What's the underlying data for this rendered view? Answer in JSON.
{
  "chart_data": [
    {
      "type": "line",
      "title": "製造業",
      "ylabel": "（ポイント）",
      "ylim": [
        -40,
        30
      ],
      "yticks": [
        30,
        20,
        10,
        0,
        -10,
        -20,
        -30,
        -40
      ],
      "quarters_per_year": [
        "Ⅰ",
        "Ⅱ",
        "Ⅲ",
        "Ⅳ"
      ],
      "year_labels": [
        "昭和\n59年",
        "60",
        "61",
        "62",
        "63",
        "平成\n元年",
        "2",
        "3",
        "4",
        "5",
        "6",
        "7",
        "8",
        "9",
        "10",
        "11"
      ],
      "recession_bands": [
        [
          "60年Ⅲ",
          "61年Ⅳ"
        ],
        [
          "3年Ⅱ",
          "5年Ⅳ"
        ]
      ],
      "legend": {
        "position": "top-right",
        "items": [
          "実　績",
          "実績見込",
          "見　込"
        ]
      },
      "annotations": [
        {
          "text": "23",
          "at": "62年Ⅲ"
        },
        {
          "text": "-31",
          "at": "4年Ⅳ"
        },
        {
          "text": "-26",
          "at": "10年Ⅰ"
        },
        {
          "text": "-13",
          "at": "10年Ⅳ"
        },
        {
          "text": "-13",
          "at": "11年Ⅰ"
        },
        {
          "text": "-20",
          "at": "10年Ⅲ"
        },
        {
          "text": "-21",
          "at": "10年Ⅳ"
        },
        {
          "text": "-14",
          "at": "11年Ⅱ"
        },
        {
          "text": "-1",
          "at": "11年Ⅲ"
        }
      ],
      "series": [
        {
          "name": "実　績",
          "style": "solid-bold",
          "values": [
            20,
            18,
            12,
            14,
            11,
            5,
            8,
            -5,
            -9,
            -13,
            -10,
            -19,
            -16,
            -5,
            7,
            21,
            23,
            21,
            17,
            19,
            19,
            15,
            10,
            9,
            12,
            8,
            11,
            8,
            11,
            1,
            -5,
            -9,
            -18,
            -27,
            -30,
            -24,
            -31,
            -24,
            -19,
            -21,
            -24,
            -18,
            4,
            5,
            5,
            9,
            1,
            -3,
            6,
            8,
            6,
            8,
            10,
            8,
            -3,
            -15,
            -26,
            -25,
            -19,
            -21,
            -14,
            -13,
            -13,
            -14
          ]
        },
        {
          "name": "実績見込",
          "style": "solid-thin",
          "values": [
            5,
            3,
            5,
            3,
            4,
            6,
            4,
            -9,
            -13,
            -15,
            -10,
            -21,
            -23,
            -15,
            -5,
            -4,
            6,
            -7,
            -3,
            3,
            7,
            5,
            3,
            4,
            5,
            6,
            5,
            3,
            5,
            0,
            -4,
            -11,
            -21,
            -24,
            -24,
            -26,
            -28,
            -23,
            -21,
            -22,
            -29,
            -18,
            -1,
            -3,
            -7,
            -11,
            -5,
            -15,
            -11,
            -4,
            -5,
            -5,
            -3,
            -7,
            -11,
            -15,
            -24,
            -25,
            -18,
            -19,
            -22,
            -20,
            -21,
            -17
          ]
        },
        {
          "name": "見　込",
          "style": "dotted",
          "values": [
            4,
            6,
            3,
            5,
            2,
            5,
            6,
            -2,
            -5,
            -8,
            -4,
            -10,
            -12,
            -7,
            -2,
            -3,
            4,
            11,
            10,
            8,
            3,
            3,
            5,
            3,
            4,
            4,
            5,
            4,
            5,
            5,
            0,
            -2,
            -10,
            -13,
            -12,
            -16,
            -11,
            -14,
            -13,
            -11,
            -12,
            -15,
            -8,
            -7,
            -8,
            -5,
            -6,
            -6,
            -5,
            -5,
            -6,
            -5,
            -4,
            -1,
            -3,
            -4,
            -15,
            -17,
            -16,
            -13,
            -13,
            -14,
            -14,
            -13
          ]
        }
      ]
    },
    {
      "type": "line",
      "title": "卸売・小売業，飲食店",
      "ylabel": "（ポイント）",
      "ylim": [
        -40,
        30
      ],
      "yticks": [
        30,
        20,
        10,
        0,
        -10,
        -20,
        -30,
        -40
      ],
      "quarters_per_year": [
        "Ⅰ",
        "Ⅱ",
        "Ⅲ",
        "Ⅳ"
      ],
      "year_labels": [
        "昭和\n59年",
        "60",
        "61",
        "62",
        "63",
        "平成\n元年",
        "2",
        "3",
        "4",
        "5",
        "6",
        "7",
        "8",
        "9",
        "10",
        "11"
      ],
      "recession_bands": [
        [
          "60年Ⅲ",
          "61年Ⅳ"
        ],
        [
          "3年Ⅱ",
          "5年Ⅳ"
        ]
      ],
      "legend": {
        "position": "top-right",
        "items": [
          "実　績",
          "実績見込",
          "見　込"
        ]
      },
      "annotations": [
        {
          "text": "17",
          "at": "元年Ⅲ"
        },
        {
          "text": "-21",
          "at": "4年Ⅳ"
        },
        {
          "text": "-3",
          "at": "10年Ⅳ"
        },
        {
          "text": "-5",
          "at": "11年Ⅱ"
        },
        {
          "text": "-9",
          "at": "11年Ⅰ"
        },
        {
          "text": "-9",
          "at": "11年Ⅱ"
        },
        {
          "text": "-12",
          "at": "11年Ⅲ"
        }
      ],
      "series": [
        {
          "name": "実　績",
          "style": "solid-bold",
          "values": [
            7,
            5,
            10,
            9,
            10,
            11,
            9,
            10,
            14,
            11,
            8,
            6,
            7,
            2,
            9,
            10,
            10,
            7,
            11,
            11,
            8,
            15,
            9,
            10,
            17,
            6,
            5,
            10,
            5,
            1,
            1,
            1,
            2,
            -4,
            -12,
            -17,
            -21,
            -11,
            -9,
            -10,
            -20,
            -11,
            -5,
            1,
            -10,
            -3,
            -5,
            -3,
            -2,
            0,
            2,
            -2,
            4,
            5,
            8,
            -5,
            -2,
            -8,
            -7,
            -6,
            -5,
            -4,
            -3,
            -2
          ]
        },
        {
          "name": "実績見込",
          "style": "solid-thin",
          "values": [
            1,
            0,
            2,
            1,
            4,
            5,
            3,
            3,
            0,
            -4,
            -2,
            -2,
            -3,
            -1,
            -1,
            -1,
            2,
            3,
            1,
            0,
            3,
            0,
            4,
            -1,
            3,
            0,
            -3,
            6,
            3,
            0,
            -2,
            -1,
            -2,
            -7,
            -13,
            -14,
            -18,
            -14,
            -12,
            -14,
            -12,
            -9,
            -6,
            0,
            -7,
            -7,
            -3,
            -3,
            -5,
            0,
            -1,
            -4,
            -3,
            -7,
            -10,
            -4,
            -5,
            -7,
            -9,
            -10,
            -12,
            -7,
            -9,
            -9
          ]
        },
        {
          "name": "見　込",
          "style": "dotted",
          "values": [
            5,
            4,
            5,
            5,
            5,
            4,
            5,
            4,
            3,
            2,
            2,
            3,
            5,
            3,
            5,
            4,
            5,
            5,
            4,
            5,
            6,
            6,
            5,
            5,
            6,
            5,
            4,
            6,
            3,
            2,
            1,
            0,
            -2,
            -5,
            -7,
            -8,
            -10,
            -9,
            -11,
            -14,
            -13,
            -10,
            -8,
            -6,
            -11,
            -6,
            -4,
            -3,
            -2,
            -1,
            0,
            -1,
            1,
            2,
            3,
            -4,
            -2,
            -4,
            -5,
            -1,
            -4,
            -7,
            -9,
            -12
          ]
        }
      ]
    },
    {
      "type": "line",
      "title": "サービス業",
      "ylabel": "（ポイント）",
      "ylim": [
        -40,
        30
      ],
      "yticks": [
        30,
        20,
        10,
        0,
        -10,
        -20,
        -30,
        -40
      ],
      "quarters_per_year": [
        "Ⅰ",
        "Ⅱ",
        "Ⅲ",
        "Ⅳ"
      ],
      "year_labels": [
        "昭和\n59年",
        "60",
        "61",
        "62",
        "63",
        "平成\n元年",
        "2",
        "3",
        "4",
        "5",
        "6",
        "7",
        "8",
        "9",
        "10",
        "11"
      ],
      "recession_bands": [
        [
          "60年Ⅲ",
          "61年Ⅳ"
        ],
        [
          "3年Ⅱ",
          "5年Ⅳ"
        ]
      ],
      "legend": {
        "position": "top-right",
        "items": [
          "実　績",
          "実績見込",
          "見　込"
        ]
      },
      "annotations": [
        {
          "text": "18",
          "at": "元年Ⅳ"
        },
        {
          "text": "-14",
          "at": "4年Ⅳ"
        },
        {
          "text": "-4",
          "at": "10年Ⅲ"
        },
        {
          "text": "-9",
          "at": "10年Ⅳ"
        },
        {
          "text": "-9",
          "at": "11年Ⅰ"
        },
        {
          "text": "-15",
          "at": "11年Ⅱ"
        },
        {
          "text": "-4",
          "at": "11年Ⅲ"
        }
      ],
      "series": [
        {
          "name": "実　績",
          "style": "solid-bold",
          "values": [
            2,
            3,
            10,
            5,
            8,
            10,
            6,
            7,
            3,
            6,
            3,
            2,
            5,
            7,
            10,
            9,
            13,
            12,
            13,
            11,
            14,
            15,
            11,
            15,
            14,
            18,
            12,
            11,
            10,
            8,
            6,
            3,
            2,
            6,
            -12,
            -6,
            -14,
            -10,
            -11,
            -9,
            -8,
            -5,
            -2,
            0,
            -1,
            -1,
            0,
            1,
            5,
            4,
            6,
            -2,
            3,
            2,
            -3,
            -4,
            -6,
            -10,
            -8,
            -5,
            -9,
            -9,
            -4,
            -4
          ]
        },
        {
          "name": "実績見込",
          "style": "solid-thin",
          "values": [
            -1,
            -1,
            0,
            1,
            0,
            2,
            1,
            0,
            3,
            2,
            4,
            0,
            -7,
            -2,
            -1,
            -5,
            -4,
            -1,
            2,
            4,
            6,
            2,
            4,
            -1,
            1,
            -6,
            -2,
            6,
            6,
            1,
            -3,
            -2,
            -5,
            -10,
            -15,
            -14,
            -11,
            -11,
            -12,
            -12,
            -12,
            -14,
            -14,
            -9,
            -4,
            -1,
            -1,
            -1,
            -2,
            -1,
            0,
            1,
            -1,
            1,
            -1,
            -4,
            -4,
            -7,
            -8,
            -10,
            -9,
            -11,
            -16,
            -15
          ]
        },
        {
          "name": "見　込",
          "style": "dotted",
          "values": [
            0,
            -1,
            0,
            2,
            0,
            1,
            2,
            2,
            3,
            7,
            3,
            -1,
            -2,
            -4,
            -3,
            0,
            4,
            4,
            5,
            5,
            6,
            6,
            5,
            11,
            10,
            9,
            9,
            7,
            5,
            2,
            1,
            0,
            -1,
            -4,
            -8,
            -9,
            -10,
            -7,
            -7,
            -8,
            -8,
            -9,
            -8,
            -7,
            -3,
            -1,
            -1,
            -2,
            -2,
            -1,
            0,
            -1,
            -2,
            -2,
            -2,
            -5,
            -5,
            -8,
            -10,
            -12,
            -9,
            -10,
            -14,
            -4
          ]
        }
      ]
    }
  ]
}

▶ _GOAL_: How many of the listing's lines contain "title"? Respond with a single number and nothing else.

▶ _OUTPUT OF THE EXERCISE_: 3